#### [Directive]
Read the lines that follow and pick out every one containing the word "this".

[Extracted records]
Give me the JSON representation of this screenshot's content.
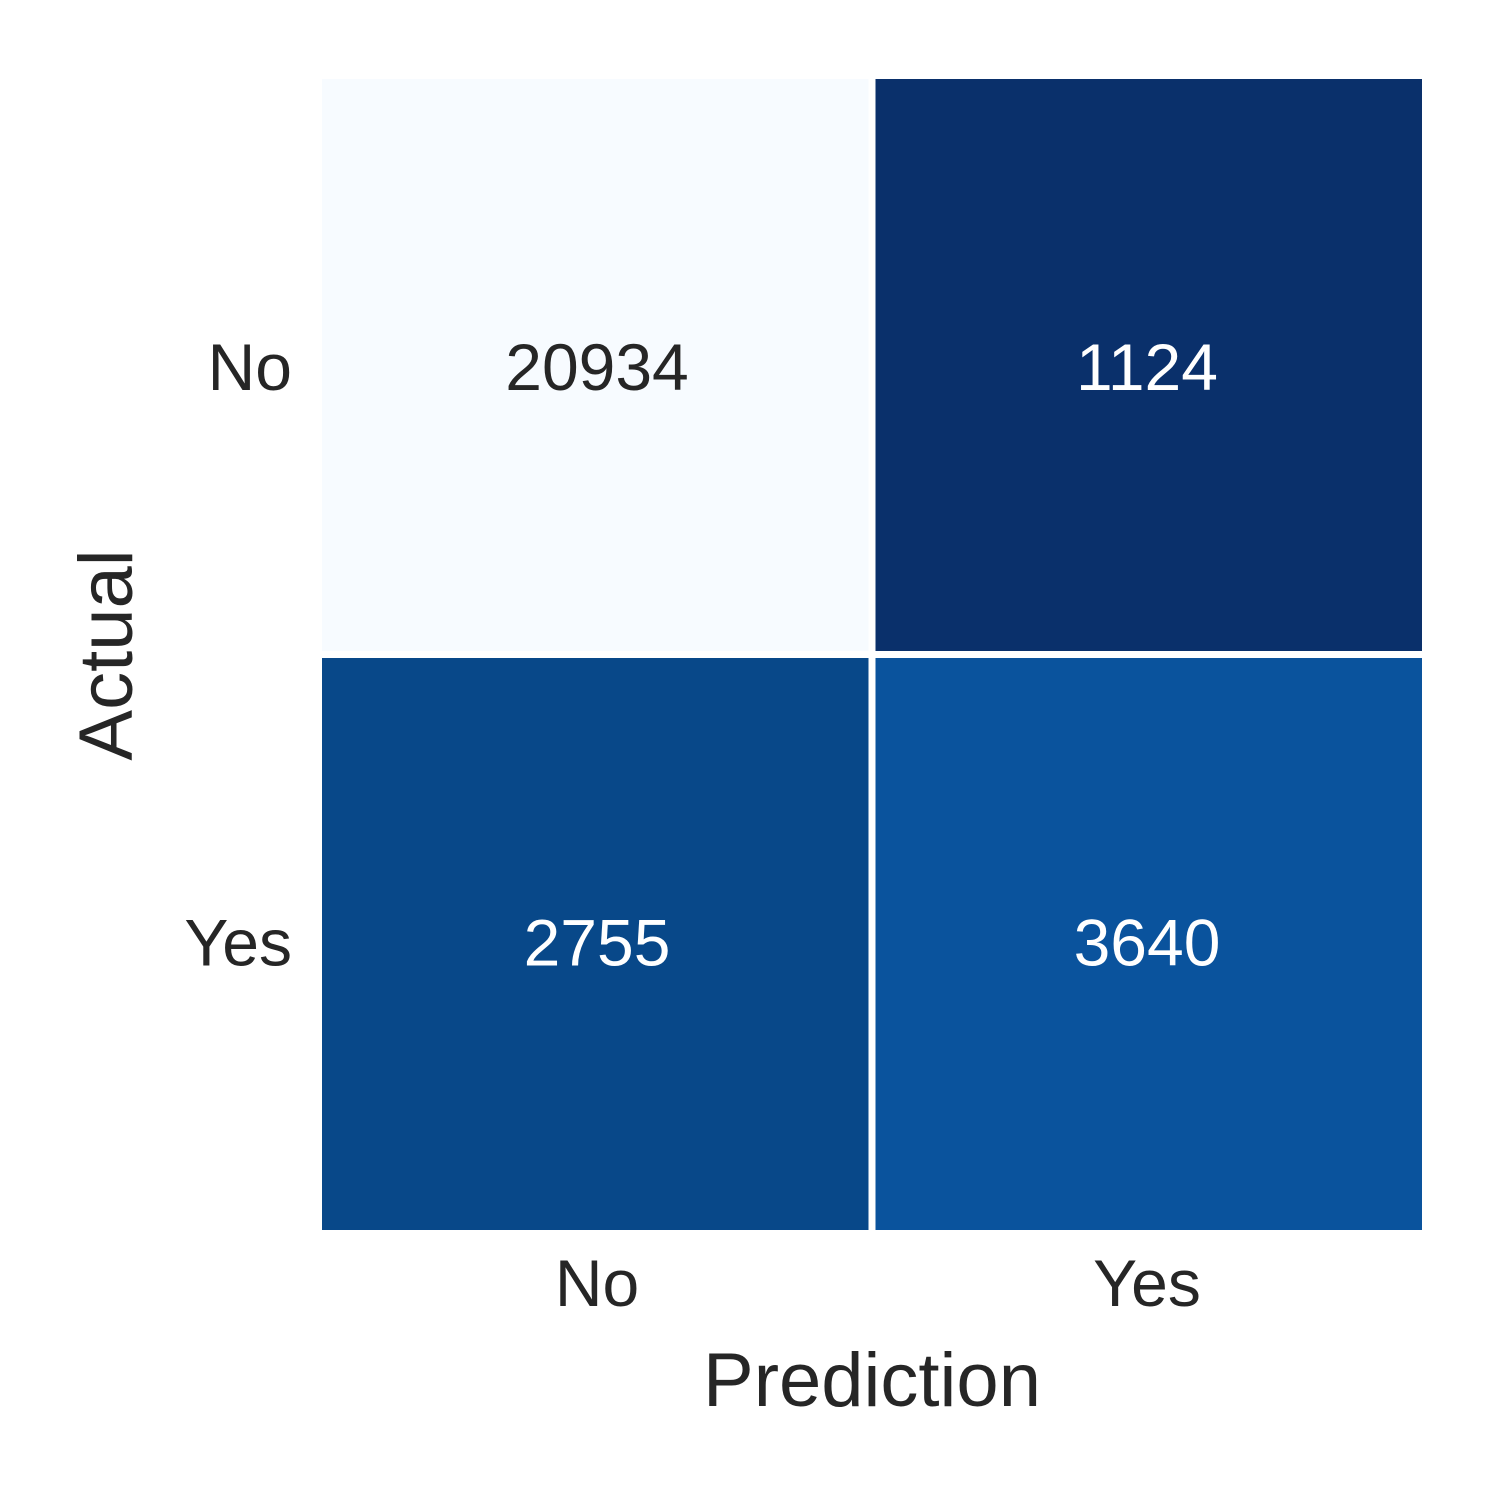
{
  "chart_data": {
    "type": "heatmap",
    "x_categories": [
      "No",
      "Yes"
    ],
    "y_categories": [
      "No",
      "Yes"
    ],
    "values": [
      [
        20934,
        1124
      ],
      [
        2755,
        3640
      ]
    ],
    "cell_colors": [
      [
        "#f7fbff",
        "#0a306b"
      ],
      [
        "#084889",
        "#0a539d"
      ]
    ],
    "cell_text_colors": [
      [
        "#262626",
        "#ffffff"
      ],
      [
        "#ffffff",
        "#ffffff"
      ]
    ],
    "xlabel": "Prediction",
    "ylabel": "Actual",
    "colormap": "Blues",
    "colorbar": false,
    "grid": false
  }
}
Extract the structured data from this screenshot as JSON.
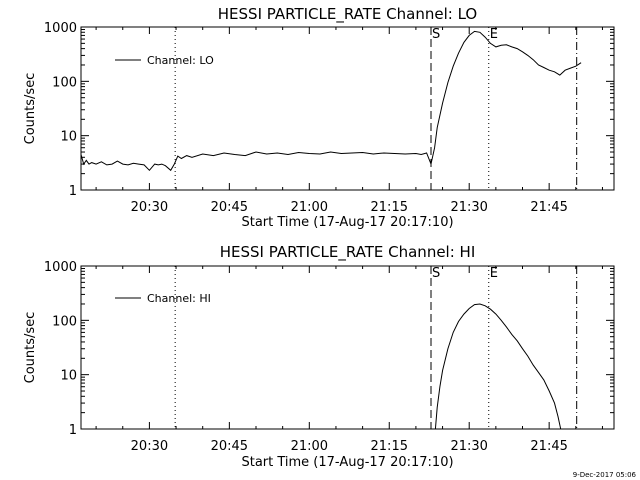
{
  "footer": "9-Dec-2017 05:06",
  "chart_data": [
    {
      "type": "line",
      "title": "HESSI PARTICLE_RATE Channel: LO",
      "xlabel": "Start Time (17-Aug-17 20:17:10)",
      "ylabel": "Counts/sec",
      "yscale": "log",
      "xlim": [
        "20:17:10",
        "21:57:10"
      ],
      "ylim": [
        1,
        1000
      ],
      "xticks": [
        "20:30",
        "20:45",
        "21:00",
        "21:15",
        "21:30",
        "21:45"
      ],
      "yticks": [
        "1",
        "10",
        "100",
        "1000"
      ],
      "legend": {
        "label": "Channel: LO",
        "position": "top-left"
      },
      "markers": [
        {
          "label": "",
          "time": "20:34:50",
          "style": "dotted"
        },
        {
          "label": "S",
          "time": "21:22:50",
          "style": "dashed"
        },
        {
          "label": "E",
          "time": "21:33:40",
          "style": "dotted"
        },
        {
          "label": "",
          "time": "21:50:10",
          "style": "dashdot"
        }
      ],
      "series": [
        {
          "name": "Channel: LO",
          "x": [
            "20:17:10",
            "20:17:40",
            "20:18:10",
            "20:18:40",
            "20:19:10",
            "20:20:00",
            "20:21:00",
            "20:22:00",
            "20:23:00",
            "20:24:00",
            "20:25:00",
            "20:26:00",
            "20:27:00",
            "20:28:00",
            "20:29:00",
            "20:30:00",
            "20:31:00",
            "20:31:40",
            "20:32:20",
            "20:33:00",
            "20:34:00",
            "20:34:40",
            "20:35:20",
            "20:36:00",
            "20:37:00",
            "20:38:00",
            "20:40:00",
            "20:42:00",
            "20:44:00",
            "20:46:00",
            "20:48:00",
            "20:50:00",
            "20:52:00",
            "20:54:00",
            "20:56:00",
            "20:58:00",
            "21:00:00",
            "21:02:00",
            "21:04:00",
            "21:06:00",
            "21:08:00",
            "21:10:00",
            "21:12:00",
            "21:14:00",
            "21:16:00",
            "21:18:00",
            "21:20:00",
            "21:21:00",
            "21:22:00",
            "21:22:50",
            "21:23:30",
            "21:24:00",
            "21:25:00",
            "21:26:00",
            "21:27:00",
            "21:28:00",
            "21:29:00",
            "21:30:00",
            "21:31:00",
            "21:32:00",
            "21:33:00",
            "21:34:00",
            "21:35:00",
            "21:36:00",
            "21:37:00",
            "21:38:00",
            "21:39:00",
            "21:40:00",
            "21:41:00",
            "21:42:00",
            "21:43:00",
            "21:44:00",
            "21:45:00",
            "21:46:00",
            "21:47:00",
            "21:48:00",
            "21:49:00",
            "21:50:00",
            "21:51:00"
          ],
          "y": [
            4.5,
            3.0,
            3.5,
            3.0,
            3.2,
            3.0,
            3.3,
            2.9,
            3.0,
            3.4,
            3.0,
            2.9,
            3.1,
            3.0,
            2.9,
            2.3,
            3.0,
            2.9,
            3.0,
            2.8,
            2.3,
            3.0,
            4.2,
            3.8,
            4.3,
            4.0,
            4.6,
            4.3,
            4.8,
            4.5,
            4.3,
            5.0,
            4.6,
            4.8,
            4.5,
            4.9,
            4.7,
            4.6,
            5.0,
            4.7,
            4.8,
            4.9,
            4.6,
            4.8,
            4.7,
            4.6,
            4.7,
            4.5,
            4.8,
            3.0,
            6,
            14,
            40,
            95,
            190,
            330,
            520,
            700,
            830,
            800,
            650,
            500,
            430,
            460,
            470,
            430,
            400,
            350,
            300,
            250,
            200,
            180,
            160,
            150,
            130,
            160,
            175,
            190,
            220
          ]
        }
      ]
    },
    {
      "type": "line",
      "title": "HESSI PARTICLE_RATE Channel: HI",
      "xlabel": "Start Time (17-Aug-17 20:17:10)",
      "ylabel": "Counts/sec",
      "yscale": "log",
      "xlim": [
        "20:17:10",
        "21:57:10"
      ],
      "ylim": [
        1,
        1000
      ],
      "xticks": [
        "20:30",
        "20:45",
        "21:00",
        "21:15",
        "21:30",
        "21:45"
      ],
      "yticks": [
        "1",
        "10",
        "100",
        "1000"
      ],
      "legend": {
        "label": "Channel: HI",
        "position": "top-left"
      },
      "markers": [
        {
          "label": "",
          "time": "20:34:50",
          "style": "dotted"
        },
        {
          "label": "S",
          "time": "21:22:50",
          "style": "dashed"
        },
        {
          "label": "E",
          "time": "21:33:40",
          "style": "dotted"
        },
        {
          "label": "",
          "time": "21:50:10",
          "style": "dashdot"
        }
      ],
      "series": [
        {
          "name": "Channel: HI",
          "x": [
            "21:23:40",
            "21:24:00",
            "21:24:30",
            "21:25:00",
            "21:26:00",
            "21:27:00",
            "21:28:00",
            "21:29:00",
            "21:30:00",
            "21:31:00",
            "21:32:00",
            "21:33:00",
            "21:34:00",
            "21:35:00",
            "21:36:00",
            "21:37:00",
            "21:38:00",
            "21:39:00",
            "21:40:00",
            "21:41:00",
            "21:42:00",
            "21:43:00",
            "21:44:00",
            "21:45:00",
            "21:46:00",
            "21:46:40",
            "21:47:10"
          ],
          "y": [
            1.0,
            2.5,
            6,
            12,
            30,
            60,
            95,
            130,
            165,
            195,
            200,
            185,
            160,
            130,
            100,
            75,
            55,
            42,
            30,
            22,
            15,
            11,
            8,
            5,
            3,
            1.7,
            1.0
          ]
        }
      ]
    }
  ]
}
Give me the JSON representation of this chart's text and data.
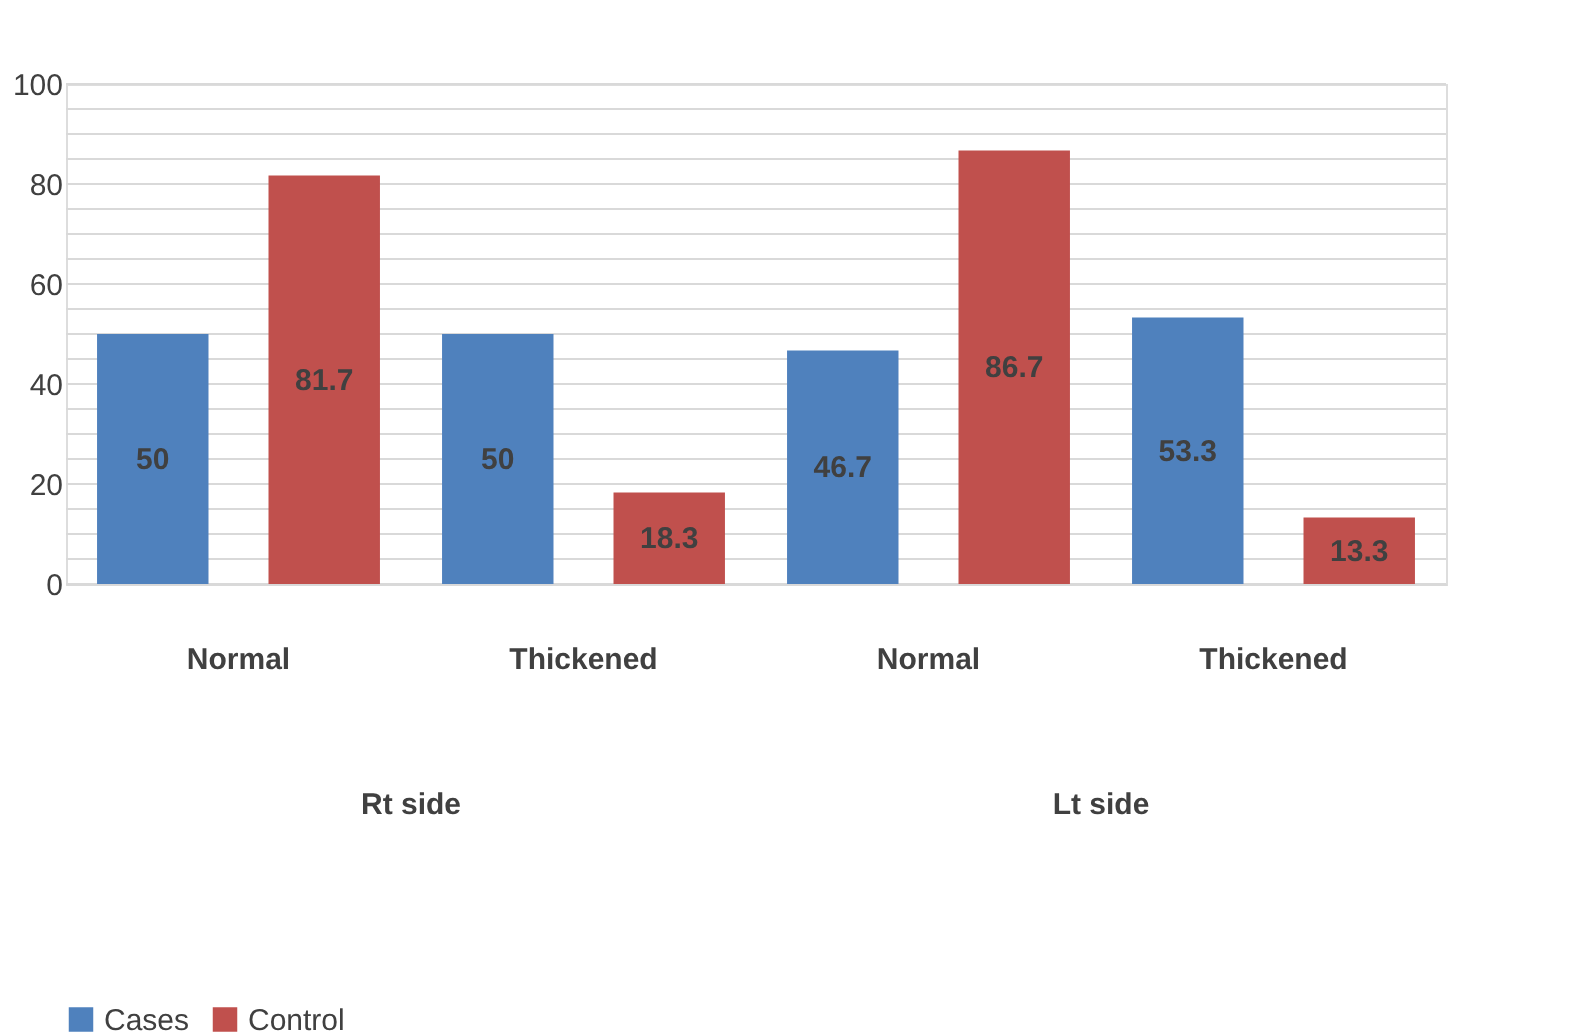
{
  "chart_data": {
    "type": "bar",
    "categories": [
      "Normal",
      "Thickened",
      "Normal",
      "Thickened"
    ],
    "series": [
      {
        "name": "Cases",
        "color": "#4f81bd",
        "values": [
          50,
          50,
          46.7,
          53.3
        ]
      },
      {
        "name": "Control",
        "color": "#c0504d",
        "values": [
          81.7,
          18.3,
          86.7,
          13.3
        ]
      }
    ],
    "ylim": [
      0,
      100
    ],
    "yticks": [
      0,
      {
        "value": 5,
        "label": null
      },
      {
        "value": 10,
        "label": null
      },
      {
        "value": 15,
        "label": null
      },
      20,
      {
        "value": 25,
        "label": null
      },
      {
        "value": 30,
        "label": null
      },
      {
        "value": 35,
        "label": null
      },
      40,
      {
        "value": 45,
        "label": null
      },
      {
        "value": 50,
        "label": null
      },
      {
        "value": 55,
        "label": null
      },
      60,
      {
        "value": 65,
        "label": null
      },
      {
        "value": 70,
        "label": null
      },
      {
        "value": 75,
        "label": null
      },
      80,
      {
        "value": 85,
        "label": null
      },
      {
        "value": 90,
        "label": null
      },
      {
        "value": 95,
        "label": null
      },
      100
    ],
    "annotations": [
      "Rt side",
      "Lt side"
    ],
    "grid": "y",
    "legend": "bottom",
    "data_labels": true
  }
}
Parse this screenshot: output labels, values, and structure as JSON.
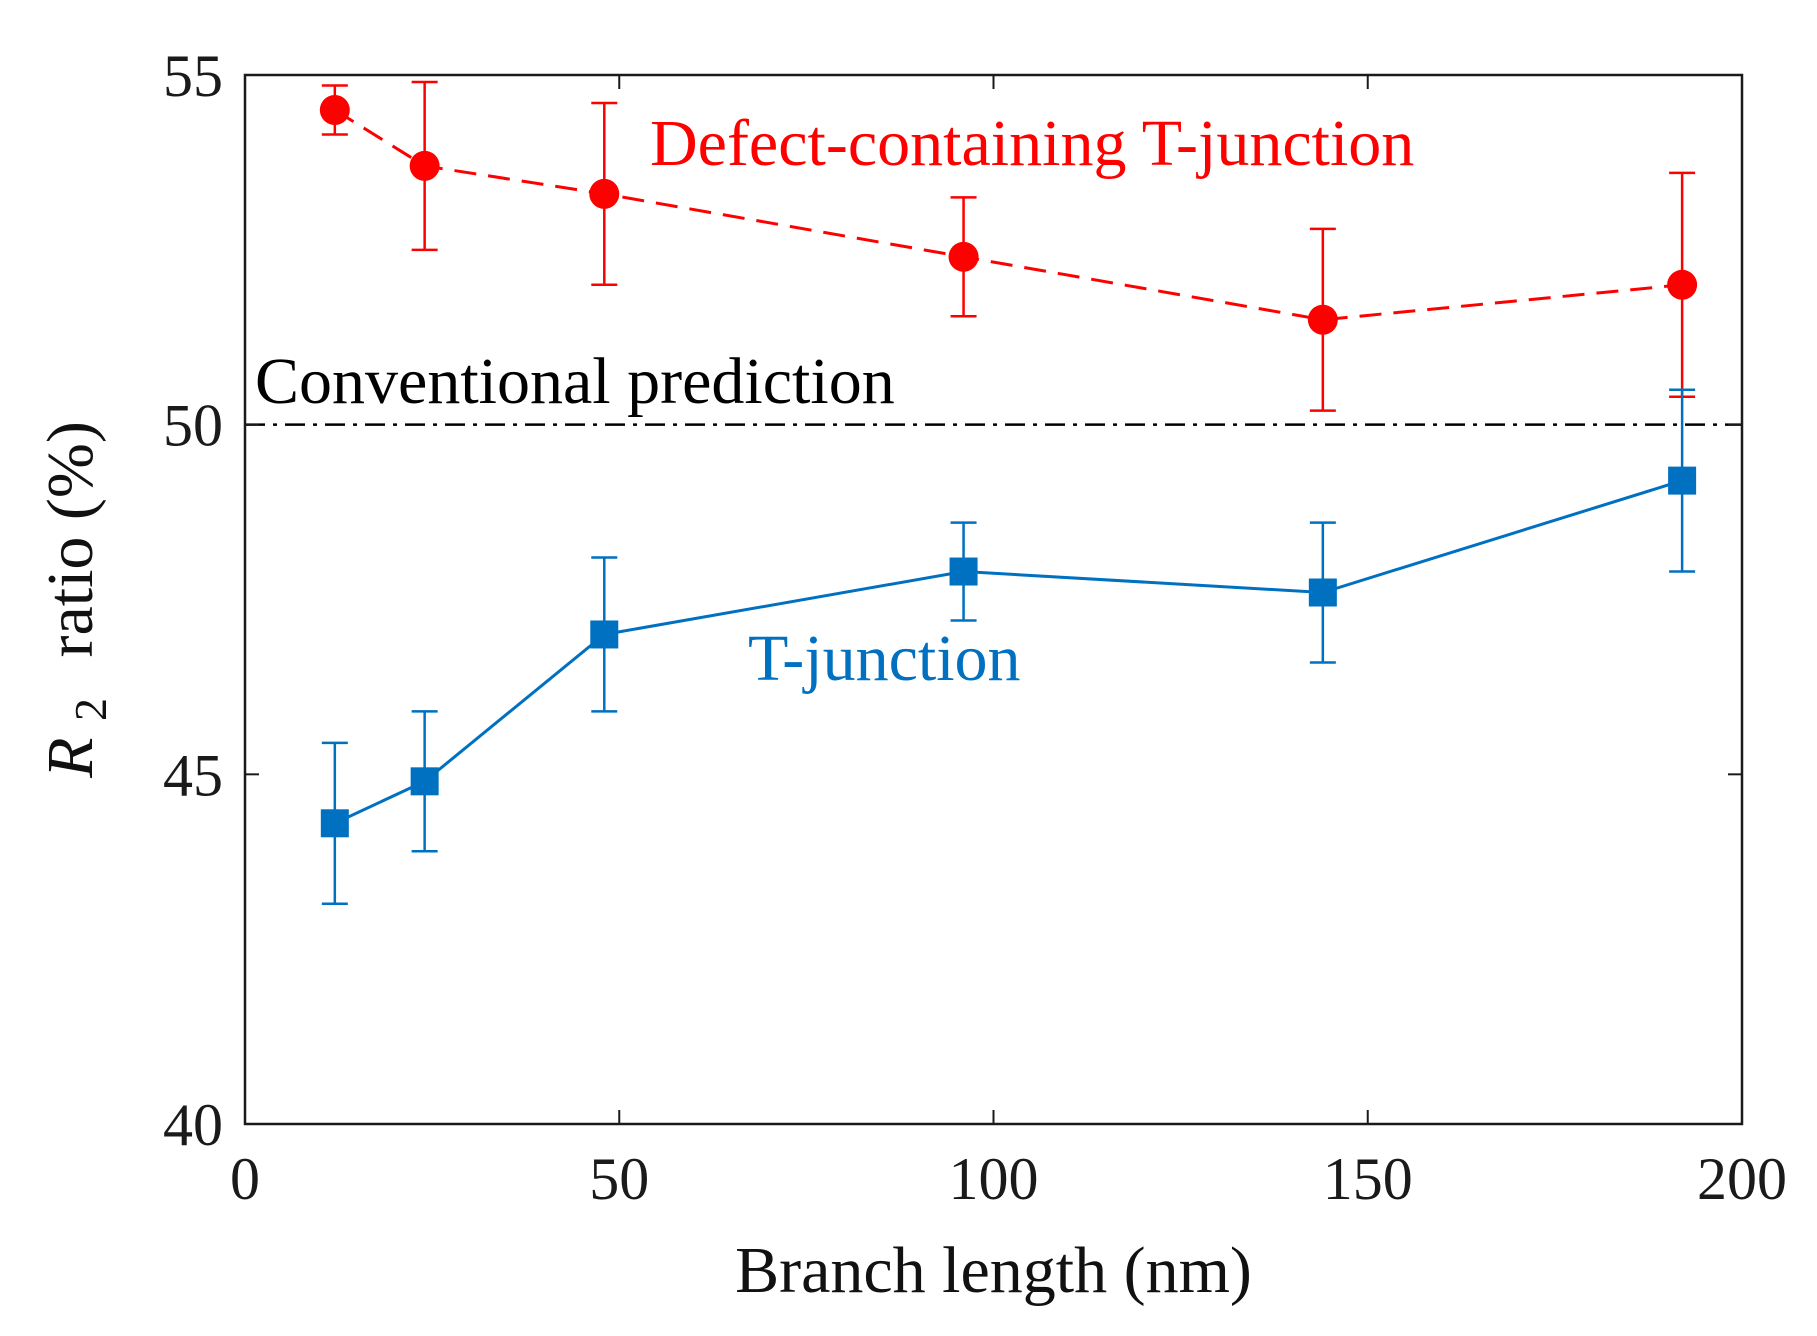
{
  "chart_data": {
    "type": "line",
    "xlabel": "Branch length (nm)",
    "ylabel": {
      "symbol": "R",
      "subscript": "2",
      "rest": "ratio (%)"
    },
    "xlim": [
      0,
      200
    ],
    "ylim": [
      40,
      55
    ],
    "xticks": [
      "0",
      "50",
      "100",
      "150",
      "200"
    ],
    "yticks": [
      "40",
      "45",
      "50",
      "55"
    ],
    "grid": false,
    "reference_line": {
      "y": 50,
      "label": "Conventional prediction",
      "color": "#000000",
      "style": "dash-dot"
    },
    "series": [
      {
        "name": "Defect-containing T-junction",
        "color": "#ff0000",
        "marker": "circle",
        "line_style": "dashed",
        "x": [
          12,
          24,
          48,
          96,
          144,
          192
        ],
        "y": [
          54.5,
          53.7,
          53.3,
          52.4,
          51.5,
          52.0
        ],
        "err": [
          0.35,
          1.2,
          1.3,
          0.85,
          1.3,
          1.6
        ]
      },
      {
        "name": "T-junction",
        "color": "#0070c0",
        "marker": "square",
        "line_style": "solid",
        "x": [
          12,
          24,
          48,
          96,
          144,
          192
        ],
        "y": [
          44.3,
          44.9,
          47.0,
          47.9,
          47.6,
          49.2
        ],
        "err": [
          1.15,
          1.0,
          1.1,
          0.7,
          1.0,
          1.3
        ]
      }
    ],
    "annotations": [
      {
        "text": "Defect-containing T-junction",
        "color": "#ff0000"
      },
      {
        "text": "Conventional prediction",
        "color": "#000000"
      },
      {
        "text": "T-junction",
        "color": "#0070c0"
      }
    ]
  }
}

#### [Complete response]
Give me the JSON representation of this screenshot's content.
Extract the structured data from this screenshot as JSON.
Give me the JSON representation of this chart's text and data.
Parse this screenshot: output labels, values, and structure as JSON.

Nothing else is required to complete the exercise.